## What to do
Reproduce the records below exactly as they appear.

[Rows from a figure dataset]
____

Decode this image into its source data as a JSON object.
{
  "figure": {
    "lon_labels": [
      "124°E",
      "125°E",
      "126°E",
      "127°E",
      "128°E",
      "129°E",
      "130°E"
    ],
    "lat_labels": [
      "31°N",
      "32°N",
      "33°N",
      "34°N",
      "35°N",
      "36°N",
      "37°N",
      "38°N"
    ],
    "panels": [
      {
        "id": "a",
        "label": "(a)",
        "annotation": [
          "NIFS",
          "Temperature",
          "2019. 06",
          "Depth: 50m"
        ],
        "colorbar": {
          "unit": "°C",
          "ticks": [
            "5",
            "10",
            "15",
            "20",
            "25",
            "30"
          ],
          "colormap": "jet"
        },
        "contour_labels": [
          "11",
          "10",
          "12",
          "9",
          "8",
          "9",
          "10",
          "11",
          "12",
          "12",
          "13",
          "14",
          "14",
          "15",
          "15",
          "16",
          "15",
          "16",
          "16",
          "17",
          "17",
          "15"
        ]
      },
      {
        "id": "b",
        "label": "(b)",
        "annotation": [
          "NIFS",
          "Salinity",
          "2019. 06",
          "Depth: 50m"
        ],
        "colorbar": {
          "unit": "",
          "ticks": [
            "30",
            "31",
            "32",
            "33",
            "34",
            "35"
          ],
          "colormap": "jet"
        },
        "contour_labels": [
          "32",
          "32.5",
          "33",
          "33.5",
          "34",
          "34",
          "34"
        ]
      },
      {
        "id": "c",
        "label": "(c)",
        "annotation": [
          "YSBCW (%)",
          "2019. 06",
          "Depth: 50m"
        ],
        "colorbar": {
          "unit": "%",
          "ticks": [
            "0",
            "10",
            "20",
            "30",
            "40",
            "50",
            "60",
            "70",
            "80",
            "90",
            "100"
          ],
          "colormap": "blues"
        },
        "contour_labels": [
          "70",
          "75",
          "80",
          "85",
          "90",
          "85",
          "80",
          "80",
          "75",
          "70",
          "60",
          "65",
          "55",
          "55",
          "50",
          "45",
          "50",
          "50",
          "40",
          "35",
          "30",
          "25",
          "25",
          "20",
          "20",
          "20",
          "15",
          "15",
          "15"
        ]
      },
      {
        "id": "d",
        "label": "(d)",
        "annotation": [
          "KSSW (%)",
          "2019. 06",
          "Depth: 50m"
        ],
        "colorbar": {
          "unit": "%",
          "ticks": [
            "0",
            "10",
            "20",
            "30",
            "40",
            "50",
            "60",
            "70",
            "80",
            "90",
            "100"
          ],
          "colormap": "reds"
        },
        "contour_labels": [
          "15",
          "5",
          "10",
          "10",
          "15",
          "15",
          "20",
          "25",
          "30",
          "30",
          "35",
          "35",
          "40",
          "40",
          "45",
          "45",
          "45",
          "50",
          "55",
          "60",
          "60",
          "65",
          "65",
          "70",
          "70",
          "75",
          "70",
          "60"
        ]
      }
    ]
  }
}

____

## Complete response
Decode this image into its source data as a JSON object.
{
  "figure": {
    "lon_labels": [
      "124°E",
      "125°E",
      "126°E",
      "127°E",
      "128°E",
      "129°E",
      "130°E"
    ],
    "lat_labels": [
      "31°N",
      "32°N",
      "33°N",
      "34°N",
      "35°N",
      "36°N",
      "37°N",
      "38°N"
    ],
    "panels": [
      {
        "id": "a",
        "label": "(a)",
        "annotation": [
          "NIFS",
          "Temperature",
          "2019. 06",
          "Depth: 50m"
        ],
        "colorbar": {
          "unit": "°C",
          "ticks": [
            "5",
            "10",
            "15",
            "20",
            "25",
            "30"
          ],
          "colormap": "jet"
        },
        "contour_labels": [
          "11",
          "10",
          "12",
          "9",
          "8",
          "9",
          "10",
          "11",
          "12",
          "12",
          "13",
          "14",
          "14",
          "15",
          "15",
          "16",
          "15",
          "16",
          "16",
          "17",
          "17",
          "15"
        ]
      },
      {
        "id": "b",
        "label": "(b)",
        "annotation": [
          "NIFS",
          "Salinity",
          "2019. 06",
          "Depth: 50m"
        ],
        "colorbar": {
          "unit": "",
          "ticks": [
            "30",
            "31",
            "32",
            "33",
            "34",
            "35"
          ],
          "colormap": "jet"
        },
        "contour_labels": [
          "32",
          "32.5",
          "33",
          "33.5",
          "34",
          "34",
          "34"
        ]
      },
      {
        "id": "c",
        "label": "(c)",
        "annotation": [
          "YSBCW (%)",
          "2019. 06",
          "Depth: 50m"
        ],
        "colorbar": {
          "unit": "%",
          "ticks": [
            "0",
            "10",
            "20",
            "30",
            "40",
            "50",
            "60",
            "70",
            "80",
            "90",
            "100"
          ],
          "colormap": "blues"
        },
        "contour_labels": [
          "70",
          "75",
          "80",
          "85",
          "90",
          "85",
          "80",
          "80",
          "75",
          "70",
          "60",
          "65",
          "55",
          "55",
          "50",
          "45",
          "50",
          "50",
          "40",
          "35",
          "30",
          "25",
          "25",
          "20",
          "20",
          "20",
          "15",
          "15",
          "15"
        ]
      },
      {
        "id": "d",
        "label": "(d)",
        "annotation": [
          "KSSW (%)",
          "2019. 06",
          "Depth: 50m"
        ],
        "colorbar": {
          "unit": "%",
          "ticks": [
            "0",
            "10",
            "20",
            "30",
            "40",
            "50",
            "60",
            "70",
            "80",
            "90",
            "100"
          ],
          "colormap": "reds"
        },
        "contour_labels": [
          "15",
          "5",
          "10",
          "10",
          "15",
          "15",
          "20",
          "25",
          "30",
          "30",
          "35",
          "35",
          "40",
          "40",
          "45",
          "45",
          "45",
          "50",
          "55",
          "60",
          "60",
          "65",
          "65",
          "70",
          "70",
          "75",
          "70",
          "60"
        ]
      }
    ]
  }
}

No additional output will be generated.